Task brief:
Scan the data below for the string "that". Copy every line where it appears.

Entries from a dataset
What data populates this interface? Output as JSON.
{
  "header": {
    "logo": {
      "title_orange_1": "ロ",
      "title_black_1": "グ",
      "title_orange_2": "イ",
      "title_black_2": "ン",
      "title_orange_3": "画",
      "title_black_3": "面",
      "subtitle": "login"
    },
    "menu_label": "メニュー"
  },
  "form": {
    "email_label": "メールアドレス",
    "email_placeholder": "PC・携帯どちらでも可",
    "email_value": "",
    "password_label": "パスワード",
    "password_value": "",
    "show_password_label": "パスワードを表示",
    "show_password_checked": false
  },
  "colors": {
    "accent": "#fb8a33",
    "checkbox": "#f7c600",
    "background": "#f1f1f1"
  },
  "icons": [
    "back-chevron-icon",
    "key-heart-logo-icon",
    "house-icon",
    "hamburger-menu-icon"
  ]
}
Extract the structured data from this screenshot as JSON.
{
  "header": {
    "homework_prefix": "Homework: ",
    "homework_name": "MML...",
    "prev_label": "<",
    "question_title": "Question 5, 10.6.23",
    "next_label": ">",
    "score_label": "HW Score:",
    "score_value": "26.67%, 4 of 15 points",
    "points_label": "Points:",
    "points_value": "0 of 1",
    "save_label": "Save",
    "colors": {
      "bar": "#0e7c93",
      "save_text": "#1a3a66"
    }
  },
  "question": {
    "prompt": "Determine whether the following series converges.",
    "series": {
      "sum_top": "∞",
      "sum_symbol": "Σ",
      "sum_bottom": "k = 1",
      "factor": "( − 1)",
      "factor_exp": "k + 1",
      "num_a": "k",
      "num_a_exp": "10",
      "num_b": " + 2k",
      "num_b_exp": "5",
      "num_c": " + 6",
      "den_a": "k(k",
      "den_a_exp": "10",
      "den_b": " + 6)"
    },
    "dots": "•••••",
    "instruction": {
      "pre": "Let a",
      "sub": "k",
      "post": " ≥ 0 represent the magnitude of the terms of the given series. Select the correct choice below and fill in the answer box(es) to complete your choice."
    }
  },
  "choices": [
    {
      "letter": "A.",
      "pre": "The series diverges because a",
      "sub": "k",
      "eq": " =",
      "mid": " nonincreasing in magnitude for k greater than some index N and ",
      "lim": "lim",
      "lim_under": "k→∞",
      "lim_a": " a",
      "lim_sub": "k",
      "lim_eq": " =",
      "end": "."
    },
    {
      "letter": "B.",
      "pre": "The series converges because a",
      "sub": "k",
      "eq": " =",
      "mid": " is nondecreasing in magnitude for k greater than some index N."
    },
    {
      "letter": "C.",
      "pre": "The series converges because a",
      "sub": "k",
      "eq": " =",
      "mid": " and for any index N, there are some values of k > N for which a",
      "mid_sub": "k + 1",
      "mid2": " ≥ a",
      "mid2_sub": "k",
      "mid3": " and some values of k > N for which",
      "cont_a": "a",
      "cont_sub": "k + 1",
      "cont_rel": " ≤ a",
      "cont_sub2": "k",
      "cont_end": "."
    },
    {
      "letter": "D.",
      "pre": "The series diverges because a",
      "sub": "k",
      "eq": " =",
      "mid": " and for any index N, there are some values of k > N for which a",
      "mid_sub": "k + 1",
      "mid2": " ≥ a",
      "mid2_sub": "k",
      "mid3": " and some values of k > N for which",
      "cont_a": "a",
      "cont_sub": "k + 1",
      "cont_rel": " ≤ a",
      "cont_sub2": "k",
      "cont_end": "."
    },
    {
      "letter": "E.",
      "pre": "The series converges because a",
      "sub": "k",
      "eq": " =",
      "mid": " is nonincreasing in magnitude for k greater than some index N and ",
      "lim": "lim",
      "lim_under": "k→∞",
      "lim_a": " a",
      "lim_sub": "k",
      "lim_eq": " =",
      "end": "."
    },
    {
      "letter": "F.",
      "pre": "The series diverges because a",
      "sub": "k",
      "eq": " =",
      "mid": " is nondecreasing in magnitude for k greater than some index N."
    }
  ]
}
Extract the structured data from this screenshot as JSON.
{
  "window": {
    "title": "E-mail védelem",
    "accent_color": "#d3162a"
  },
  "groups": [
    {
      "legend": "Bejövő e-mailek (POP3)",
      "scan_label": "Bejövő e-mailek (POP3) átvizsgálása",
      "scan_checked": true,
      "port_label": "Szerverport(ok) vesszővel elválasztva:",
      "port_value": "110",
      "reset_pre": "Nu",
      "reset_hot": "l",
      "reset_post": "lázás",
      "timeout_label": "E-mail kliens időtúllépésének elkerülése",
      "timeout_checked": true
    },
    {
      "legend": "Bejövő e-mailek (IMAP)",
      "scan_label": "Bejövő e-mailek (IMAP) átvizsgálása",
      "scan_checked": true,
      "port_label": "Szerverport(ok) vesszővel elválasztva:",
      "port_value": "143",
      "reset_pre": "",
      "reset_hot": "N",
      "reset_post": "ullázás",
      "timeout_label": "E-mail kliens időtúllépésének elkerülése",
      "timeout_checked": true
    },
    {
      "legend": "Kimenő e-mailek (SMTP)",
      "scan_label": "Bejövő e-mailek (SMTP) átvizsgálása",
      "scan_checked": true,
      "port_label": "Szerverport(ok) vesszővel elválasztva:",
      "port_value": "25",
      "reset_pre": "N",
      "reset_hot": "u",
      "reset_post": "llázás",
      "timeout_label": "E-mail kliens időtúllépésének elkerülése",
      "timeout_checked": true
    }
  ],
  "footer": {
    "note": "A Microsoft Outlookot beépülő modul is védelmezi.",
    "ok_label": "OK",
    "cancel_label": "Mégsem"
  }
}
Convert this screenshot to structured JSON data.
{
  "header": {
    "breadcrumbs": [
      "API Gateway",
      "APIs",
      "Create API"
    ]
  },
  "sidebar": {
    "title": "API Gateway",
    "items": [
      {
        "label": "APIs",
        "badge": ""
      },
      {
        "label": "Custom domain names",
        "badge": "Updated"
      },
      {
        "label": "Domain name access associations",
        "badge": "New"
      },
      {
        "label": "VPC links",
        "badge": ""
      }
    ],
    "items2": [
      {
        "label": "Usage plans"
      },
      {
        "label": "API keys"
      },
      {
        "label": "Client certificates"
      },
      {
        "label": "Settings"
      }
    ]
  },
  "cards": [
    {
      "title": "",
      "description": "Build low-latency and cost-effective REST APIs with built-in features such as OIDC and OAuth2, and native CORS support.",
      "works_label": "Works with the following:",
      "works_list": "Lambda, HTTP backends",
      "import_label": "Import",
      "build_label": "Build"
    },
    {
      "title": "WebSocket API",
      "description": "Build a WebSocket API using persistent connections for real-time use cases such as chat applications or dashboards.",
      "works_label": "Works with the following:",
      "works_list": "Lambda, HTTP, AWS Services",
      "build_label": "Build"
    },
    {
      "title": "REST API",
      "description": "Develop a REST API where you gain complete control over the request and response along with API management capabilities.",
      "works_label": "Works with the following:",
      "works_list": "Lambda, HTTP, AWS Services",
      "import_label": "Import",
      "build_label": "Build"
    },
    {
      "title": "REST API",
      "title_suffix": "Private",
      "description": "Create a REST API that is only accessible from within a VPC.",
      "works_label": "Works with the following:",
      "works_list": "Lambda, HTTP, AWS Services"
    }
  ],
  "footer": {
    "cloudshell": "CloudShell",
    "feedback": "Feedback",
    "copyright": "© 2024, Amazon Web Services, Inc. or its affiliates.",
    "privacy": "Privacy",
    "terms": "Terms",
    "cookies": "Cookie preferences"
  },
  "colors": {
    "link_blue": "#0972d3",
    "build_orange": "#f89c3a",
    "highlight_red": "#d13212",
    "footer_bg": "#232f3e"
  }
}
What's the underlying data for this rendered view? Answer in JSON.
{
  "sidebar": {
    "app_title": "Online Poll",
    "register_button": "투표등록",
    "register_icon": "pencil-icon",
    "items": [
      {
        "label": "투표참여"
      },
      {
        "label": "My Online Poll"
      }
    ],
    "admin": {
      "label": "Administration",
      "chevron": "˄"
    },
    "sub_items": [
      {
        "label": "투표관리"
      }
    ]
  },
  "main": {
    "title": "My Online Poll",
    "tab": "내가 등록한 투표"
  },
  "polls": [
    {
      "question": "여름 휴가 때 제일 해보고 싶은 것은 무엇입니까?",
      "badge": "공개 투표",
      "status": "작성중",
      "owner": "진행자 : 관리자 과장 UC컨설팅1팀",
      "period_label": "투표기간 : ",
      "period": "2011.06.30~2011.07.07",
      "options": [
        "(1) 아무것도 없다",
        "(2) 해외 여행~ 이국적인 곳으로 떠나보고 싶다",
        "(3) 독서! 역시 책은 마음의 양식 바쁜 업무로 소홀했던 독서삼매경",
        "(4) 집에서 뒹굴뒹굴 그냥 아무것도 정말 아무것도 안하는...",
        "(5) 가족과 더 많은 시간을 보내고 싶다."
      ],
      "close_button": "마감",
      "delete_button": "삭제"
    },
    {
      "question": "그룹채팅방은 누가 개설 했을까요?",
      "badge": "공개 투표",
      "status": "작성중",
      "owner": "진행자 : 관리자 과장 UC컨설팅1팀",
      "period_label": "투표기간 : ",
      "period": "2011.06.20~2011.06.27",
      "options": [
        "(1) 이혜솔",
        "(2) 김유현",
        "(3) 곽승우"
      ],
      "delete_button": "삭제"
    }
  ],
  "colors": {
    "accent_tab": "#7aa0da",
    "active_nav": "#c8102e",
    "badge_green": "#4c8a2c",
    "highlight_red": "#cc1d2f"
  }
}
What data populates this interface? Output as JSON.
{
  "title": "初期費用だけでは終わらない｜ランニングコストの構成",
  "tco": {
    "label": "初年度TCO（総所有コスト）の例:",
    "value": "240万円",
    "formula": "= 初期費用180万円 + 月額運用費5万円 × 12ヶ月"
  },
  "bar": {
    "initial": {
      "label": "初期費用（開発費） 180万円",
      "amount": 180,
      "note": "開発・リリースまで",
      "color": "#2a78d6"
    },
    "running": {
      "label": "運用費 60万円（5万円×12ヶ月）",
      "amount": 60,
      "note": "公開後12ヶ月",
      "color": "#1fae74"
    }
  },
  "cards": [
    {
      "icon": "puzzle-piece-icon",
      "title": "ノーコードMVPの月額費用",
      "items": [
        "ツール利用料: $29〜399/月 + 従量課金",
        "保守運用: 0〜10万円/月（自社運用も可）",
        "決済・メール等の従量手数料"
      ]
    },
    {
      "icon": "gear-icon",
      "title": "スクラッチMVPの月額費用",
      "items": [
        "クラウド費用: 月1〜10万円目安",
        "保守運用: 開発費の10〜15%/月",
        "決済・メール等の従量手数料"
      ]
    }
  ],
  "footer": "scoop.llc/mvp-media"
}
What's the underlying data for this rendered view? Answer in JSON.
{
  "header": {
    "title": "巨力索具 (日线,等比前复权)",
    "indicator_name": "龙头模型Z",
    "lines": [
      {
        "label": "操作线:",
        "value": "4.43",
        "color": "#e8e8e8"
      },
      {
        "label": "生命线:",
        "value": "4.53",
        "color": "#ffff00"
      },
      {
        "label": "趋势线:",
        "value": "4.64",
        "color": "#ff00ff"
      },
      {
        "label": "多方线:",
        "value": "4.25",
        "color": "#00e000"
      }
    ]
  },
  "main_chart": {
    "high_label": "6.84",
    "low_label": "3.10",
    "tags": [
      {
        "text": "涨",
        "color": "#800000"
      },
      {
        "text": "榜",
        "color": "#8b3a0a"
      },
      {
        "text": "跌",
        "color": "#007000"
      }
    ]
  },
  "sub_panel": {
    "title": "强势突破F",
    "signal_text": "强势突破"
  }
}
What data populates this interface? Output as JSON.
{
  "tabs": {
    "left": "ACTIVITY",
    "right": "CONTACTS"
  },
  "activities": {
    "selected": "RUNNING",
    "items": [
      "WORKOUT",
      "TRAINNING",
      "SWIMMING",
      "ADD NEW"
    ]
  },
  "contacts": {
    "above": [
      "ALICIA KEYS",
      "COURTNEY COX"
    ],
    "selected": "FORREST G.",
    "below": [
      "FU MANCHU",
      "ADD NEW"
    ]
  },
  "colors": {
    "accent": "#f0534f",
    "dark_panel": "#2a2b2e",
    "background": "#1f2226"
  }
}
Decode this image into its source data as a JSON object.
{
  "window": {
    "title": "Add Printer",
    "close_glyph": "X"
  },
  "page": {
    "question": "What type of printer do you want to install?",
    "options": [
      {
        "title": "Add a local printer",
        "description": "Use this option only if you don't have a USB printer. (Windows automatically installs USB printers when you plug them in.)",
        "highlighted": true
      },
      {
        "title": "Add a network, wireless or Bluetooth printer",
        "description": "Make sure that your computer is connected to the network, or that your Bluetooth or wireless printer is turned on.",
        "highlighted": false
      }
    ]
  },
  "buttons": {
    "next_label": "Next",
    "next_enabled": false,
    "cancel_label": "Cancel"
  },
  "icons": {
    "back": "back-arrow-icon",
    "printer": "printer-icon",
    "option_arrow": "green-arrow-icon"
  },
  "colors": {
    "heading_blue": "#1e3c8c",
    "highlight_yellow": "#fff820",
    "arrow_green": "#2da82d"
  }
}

Solution to the problem:
      "description": "Create a REST API that is only accessible from within a VPC.",
        "description": "Make sure that your computer is connected to the network, or that your Bluetooth or wireless printer is turned on.",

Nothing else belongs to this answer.